EXERCISE BRIEF:
Below is a set of records; print all of them exactly as written.

=-=-=

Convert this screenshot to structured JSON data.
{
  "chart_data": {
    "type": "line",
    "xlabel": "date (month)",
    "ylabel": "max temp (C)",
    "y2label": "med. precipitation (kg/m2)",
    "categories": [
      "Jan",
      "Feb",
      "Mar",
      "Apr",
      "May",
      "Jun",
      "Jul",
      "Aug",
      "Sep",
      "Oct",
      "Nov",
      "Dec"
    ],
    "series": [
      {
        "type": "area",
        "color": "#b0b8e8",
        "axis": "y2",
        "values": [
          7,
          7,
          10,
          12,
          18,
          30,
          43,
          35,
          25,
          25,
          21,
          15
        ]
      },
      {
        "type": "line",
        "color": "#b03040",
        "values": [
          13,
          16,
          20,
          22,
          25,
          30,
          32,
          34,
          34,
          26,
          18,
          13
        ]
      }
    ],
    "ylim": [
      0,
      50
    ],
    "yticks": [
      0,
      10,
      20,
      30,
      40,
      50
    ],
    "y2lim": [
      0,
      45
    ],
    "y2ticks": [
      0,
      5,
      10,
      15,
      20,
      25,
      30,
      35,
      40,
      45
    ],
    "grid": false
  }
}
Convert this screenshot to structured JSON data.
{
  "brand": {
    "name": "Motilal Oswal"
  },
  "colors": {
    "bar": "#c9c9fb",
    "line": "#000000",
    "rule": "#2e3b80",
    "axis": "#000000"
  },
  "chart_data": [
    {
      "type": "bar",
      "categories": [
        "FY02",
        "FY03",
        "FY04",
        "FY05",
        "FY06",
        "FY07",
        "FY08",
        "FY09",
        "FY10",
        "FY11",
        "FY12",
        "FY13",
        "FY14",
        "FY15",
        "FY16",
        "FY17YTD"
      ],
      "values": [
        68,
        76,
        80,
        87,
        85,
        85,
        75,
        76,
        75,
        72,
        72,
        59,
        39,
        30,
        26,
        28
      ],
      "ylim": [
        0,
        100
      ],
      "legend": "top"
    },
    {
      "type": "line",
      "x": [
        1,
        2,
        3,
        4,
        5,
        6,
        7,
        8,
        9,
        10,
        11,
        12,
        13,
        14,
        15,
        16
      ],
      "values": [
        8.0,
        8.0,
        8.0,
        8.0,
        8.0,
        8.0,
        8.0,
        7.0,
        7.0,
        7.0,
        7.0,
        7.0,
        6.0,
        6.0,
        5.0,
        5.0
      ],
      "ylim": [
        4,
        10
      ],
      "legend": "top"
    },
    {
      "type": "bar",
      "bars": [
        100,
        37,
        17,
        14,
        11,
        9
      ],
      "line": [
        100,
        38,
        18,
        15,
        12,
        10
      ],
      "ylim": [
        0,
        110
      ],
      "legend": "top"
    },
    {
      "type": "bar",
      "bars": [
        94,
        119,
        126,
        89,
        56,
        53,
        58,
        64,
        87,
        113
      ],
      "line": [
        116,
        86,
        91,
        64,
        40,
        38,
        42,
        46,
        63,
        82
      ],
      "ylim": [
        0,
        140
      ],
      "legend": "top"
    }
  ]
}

=-=-=

PROBLEM SOLUTION:
Convert this screenshot to structured JSON data.
{
  "chart_data": {
    "type": "line",
    "xlabel": "date (month)",
    "ylabel": "max temp (C)",
    "y2label": "med. precipitation (kg/m2)",
    "categories": [
      "Jan",
      "Feb",
      "Mar",
      "Apr",
      "May",
      "Jun",
      "Jul",
      "Aug",
      "Sep",
      "Oct",
      "Nov",
      "Dec"
    ],
    "series": [
      {
        "type": "area",
        "color": "#b0b8e8",
        "axis": "y2",
        "values": [
          7,
          7,
          10,
          12,
          18,
          30,
          43,
          35,
          25,
          25,
          21,
          15
        ]
      },
      {
        "type": "line",
        "color": "#b03040",
        "values": [
          13,
          16,
          20,
          22,
          25,
          30,
          32,
          34,
          34,
          26,
          18,
          13
        ]
      }
    ],
    "ylim": [
      0,
      50
    ],
    "yticks": [
      0,
      10,
      20,
      30,
      40,
      50
    ],
    "y2lim": [
      0,
      45
    ],
    "y2ticks": [
      0,
      5,
      10,
      15,
      20,
      25,
      30,
      35,
      40,
      45
    ],
    "grid": false
  }
}
Convert this screenshot to structured JSON data.
{
  "brand": {
    "name": "Motilal Oswal"
  },
  "colors": {
    "bar": "#c9c9fb",
    "line": "#000000",
    "rule": "#2e3b80",
    "axis": "#000000"
  },
  "chart_data": [
    {
      "type": "bar",
      "categories": [
        "FY02",
        "FY03",
        "FY04",
        "FY05",
        "FY06",
        "FY07",
        "FY08",
        "FY09",
        "FY10",
        "FY11",
        "FY12",
        "FY13",
        "FY14",
        "FY15",
        "FY16",
        "FY17YTD"
      ],
      "values": [
        68,
        76,
        80,
        87,
        85,
        85,
        75,
        76,
        75,
        72,
        72,
        59,
        39,
        30,
        26,
        28
      ],
      "ylim": [
        0,
        100
      ],
      "legend": "top"
    },
    {
      "type": "line",
      "x": [
        1,
        2,
        3,
        4,
        5,
        6,
        7,
        8,
        9,
        10,
        11,
        12,
        13,
        14,
        15,
        16
      ],
      "values": [
        8.0,
        8.0,
        8.0,
        8.0,
        8.0,
        8.0,
        8.0,
        7.0,
        7.0,
        7.0,
        7.0,
        7.0,
        6.0,
        6.0,
        5.0,
        5.0
      ],
      "ylim": [
        4,
        10
      ],
      "legend": "top"
    },
    {
      "type": "bar",
      "bars": [
        100,
        37,
        17,
        14,
        11,
        9
      ],
      "line": [
        100,
        38,
        18,
        15,
        12,
        10
      ],
      "ylim": [
        0,
        110
      ],
      "legend": "top"
    },
    {
      "type": "bar",
      "bars": [
        94,
        119,
        126,
        89,
        56,
        53,
        58,
        64,
        87,
        113
      ],
      "line": [
        116,
        86,
        91,
        64,
        40,
        38,
        42,
        46,
        63,
        82
      ],
      "ylim": [
        0,
        140
      ],
      "legend": "top"
    }
  ]
}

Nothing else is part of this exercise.